::: Excerpted records :::

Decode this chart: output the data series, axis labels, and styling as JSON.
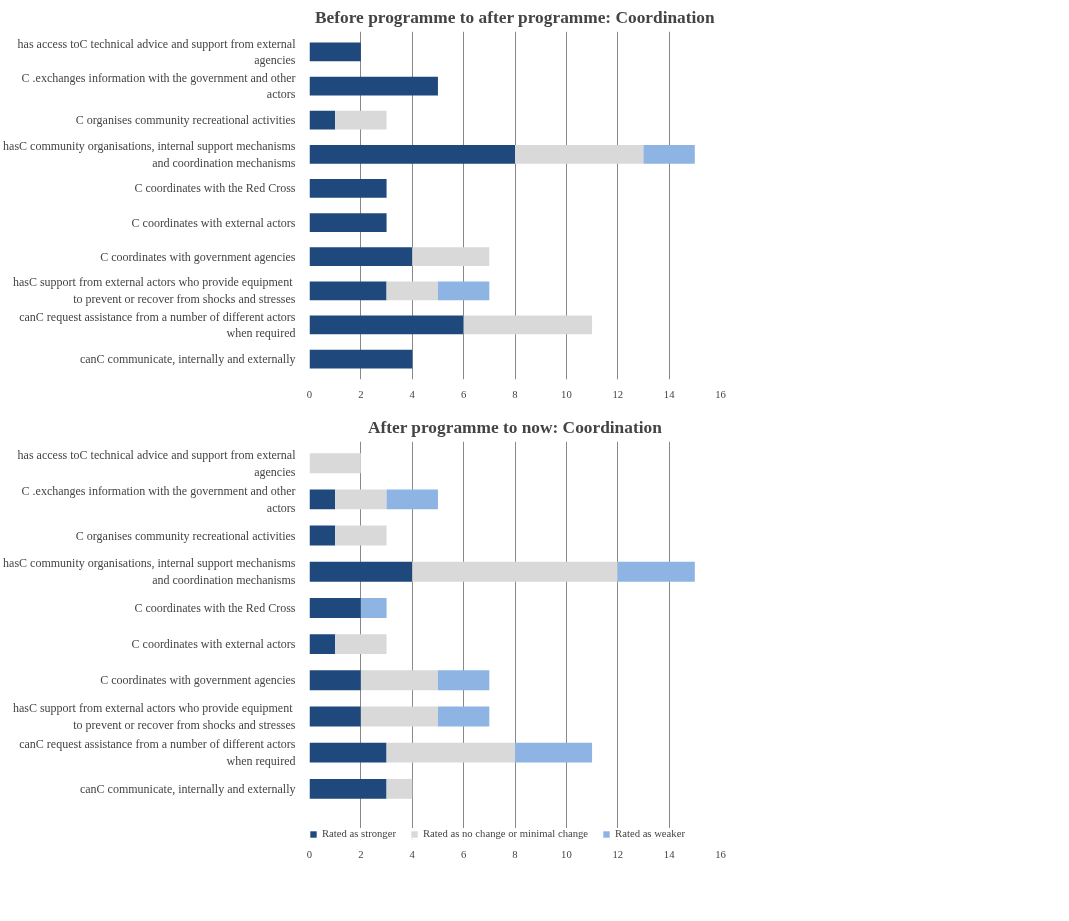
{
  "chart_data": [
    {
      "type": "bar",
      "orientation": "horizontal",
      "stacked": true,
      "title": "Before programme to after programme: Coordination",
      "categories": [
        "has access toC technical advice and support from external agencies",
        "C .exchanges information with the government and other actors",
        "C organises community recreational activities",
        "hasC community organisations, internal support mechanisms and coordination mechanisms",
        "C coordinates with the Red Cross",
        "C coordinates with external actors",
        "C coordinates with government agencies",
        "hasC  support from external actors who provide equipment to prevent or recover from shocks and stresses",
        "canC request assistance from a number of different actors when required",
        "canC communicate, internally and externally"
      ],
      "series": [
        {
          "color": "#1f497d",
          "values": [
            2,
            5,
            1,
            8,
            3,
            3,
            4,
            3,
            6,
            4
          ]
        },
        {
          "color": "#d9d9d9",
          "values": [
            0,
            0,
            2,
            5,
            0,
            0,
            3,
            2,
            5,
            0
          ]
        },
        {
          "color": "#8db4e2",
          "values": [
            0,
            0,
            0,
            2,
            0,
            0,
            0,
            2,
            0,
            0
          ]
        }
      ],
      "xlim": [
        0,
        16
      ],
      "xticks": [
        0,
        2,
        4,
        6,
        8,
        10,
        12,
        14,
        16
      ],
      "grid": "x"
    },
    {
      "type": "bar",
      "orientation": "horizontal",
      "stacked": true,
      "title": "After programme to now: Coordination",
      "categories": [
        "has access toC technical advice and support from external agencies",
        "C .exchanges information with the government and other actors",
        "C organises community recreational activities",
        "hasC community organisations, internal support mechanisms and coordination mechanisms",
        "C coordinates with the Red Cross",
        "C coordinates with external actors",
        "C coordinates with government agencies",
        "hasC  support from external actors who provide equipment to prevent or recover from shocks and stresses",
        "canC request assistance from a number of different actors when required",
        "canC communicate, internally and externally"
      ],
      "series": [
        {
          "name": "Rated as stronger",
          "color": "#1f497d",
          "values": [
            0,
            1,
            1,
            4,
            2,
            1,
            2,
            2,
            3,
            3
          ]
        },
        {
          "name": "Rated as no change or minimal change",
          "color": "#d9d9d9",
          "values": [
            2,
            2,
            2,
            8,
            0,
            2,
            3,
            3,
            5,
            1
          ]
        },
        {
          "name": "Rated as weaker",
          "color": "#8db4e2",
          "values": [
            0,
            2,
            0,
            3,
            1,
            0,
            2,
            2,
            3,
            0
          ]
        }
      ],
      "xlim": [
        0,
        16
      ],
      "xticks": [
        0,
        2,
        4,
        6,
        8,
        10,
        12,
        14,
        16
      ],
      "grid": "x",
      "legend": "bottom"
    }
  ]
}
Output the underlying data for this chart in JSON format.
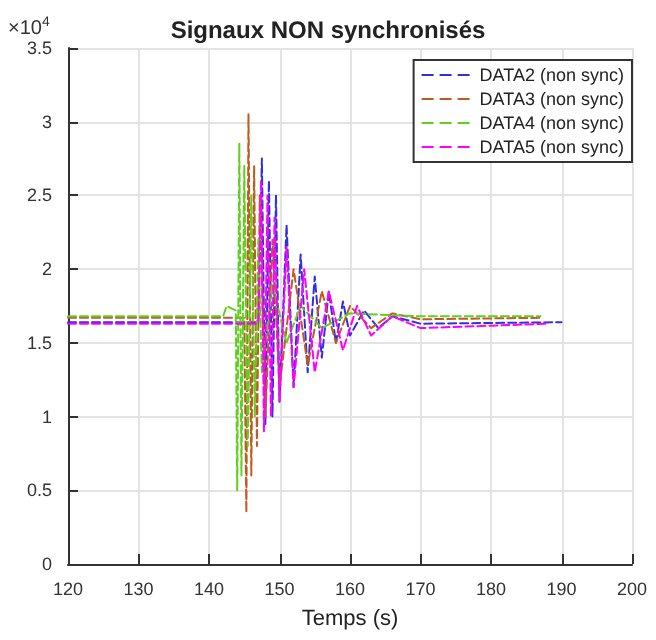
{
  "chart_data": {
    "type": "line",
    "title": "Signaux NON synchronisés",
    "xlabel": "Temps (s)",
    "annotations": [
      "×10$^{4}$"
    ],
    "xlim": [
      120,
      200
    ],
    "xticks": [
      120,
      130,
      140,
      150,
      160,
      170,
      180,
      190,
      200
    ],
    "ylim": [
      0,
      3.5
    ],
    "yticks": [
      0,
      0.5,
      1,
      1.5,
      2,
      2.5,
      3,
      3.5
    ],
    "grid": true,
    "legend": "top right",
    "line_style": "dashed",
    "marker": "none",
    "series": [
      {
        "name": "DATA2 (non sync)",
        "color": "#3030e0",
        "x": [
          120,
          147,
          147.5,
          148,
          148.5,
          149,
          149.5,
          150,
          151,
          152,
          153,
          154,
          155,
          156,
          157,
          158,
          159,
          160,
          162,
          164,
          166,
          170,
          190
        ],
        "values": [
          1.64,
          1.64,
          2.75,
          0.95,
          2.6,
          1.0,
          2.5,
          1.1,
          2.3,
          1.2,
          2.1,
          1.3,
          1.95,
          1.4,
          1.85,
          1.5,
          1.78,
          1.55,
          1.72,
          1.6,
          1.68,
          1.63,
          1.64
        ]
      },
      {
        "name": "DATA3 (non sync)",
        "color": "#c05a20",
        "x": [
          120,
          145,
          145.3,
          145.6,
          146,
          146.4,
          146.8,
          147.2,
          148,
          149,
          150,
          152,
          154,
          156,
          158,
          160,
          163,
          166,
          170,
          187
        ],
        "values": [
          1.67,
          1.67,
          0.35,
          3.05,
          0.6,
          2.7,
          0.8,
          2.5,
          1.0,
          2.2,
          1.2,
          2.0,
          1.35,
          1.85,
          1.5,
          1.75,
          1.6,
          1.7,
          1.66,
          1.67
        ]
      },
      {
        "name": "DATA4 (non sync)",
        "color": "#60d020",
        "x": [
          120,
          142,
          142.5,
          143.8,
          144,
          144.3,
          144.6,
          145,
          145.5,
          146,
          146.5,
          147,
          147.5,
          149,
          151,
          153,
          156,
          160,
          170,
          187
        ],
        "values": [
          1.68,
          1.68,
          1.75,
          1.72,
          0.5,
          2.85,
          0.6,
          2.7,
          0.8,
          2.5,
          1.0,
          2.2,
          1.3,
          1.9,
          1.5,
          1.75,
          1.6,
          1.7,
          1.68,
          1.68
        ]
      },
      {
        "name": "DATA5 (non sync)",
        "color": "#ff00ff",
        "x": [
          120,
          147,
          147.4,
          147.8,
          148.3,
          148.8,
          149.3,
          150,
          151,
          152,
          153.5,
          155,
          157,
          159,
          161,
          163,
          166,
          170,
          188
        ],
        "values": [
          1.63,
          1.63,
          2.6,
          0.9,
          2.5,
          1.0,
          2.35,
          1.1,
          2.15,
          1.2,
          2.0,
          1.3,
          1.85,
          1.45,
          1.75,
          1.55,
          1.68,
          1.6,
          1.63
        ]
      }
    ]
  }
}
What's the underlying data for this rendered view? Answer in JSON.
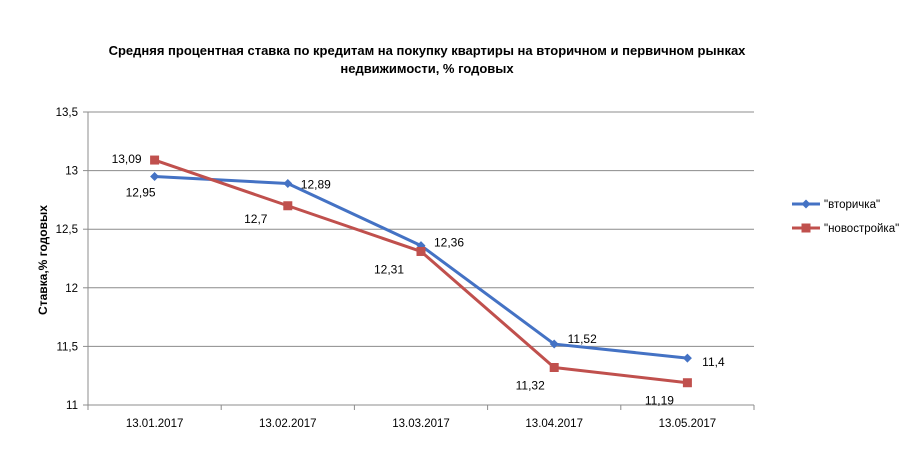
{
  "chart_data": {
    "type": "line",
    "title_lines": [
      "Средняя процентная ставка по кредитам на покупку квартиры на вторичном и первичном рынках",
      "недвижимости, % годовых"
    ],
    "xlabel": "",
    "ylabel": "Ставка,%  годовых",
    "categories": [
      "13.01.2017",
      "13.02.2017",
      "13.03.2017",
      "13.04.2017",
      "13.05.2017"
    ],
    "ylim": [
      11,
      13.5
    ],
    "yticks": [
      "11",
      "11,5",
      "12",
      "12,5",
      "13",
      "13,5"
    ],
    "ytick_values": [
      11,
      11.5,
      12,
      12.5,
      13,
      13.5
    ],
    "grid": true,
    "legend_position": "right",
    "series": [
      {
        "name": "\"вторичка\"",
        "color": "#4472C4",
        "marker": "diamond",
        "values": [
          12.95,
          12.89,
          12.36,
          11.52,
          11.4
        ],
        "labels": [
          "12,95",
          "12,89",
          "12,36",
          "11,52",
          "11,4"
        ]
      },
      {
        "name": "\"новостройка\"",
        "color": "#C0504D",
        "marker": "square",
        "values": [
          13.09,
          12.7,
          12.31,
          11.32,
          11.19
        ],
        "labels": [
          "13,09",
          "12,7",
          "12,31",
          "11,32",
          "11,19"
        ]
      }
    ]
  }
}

:::

# Exercise
Point out every line holding the string "name" and copy it.

# Written solution
          "name": "Rated as stronger",
          "name": "Rated as no change or minimal change",
          "name": "Rated as weaker",
        "name": "DATA2 (non sync)",
        "name": "DATA3 (non sync)",
        "name": "DATA4 (non sync)",
        "name": "DATA5 (non sync)",
        "name": "\"вторичка\"",
        "name": "\"новостройка\"",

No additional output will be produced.